>> Start Material shown
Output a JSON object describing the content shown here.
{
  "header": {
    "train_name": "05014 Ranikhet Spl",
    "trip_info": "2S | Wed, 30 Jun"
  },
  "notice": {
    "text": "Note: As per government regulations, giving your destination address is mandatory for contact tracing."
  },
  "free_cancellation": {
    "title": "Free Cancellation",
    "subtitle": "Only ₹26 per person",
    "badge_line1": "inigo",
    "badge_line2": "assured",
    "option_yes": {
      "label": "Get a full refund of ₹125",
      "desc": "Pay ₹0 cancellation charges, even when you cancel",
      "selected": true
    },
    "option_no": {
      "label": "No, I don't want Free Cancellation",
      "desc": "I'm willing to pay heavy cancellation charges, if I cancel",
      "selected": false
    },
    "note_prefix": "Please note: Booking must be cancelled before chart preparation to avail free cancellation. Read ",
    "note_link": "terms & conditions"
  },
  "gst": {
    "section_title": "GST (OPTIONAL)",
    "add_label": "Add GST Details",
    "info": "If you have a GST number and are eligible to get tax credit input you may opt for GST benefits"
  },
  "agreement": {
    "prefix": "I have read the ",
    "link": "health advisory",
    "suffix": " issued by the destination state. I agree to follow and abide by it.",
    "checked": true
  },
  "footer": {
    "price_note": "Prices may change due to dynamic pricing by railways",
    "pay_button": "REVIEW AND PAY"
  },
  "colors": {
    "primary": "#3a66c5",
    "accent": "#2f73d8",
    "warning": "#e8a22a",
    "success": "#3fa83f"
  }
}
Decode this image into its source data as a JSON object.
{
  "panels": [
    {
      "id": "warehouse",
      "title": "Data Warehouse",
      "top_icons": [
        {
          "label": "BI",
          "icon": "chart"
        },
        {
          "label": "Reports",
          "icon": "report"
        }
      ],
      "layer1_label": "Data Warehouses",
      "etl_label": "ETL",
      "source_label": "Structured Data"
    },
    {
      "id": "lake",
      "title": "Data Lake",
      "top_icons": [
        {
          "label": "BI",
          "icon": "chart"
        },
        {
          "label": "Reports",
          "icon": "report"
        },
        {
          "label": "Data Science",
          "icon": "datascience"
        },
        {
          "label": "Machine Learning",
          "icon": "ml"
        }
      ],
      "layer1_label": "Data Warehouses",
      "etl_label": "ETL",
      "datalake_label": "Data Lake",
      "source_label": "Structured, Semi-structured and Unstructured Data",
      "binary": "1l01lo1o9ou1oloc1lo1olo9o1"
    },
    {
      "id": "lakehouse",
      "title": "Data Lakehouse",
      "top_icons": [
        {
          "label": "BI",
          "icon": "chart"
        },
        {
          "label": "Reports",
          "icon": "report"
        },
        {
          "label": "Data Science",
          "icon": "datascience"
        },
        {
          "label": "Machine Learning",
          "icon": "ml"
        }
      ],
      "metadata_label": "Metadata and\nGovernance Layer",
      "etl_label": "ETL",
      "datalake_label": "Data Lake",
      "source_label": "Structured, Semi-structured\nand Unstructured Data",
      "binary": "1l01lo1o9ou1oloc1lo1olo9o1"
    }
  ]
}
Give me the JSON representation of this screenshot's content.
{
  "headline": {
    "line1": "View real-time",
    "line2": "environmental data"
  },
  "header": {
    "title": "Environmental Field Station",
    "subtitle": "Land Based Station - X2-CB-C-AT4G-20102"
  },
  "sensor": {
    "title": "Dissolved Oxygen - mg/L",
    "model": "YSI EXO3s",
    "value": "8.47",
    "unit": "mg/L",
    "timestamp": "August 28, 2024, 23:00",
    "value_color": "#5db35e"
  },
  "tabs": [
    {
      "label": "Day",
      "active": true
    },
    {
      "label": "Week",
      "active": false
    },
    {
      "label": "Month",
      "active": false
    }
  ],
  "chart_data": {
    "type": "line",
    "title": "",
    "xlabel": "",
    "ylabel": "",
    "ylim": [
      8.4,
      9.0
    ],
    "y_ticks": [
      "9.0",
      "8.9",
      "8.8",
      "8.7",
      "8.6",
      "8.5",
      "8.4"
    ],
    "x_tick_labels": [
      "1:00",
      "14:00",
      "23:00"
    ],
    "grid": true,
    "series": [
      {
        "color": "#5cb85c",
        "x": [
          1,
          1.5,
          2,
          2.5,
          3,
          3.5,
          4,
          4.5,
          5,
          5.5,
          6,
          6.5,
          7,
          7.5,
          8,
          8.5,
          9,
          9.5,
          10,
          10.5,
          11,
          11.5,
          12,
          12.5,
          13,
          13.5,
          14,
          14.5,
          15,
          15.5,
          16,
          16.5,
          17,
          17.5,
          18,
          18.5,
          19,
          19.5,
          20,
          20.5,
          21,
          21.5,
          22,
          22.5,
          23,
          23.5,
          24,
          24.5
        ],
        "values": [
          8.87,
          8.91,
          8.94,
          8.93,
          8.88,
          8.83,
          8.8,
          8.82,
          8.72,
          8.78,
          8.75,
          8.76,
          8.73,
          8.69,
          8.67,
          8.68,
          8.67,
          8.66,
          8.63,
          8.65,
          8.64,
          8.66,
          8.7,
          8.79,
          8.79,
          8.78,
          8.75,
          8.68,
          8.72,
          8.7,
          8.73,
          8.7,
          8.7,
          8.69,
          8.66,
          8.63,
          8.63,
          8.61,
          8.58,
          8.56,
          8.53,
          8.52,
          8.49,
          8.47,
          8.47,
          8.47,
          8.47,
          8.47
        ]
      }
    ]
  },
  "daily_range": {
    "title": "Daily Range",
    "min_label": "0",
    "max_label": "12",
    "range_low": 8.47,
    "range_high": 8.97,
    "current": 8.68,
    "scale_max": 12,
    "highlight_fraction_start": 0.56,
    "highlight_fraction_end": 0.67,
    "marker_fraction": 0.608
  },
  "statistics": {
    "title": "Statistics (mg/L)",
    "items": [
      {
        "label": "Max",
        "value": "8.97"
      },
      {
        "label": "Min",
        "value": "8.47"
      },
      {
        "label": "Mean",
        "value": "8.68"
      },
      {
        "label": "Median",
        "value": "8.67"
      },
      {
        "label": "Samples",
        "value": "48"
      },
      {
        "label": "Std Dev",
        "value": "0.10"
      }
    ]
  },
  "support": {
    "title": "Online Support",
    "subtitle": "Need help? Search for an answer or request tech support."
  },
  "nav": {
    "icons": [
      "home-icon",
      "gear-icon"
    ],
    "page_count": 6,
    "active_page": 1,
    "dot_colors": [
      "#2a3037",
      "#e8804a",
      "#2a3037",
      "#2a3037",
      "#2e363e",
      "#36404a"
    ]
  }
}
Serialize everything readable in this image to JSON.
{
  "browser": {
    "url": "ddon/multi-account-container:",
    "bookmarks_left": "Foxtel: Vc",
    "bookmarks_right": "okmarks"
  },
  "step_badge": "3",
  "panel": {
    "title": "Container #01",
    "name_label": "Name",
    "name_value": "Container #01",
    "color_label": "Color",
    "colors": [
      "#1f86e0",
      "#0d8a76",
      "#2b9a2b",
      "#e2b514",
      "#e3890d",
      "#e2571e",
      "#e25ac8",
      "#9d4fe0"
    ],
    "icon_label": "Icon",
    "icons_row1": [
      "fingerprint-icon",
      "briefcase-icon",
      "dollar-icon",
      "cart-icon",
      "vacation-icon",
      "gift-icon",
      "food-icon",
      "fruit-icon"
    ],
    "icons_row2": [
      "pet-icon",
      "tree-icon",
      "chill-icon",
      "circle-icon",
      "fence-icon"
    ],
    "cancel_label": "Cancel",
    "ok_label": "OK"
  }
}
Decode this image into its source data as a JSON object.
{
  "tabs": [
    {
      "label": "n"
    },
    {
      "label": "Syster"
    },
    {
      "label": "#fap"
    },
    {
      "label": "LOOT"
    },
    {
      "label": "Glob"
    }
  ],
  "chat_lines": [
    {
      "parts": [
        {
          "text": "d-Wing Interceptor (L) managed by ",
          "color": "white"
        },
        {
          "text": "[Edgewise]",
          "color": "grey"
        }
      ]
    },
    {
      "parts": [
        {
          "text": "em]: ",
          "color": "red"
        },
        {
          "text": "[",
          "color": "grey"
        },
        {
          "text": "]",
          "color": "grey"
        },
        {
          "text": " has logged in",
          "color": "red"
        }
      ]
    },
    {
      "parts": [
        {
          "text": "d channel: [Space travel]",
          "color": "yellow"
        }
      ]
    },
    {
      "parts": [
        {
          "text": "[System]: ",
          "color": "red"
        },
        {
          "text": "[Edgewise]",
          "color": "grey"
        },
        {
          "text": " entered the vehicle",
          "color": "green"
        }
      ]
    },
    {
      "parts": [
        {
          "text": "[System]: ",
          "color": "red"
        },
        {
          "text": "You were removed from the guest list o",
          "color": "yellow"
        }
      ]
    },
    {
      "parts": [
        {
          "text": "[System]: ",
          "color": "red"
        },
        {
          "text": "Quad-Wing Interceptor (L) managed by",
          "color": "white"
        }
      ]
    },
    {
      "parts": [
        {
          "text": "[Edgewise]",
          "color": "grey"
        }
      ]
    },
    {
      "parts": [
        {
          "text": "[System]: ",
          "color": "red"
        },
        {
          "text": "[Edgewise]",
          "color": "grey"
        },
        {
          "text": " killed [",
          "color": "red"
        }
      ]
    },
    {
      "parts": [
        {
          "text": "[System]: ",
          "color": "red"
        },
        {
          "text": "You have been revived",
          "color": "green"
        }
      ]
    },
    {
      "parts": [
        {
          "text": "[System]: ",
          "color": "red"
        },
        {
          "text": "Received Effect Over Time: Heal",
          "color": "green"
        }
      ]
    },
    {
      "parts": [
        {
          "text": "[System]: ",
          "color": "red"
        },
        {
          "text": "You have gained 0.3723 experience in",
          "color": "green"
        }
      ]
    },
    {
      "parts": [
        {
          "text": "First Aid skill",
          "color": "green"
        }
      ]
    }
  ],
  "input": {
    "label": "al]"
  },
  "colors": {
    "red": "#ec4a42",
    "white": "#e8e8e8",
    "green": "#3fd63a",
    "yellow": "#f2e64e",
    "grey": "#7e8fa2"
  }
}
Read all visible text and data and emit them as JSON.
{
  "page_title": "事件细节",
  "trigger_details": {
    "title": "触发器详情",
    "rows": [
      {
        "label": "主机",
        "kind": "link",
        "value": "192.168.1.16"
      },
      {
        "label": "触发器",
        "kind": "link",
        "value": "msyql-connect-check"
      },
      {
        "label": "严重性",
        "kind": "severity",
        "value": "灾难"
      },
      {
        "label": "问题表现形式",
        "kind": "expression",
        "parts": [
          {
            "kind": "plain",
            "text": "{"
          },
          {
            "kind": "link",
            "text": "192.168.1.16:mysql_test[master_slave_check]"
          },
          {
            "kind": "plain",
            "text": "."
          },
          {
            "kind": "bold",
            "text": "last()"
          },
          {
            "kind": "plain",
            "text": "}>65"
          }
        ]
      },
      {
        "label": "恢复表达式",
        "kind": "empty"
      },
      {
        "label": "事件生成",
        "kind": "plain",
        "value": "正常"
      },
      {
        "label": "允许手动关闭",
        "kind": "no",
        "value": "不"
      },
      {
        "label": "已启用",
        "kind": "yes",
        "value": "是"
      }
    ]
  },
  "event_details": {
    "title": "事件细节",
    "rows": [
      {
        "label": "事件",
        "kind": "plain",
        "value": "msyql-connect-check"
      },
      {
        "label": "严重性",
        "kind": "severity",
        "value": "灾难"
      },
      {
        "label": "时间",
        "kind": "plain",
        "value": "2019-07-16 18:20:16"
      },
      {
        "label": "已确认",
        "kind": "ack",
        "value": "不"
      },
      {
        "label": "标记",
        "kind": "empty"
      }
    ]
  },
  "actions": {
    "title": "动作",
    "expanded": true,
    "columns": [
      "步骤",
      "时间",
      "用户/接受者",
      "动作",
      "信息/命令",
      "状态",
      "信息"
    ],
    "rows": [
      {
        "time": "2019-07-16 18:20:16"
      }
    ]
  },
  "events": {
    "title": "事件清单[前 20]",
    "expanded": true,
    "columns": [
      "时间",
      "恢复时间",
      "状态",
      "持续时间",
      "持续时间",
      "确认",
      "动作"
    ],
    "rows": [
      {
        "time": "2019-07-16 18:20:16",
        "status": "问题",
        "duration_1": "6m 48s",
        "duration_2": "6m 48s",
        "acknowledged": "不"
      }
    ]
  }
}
>> End Material shown
- Written exercise -
Search the entries for the word "destination" and gather every line where it appears.

- Result of the exercise -
    "text": "Note: As per government regulations, giving your destination address is mandatory for contact tracing."
    "suffix": " issued by the destination state. I agree to follow and abide by it.",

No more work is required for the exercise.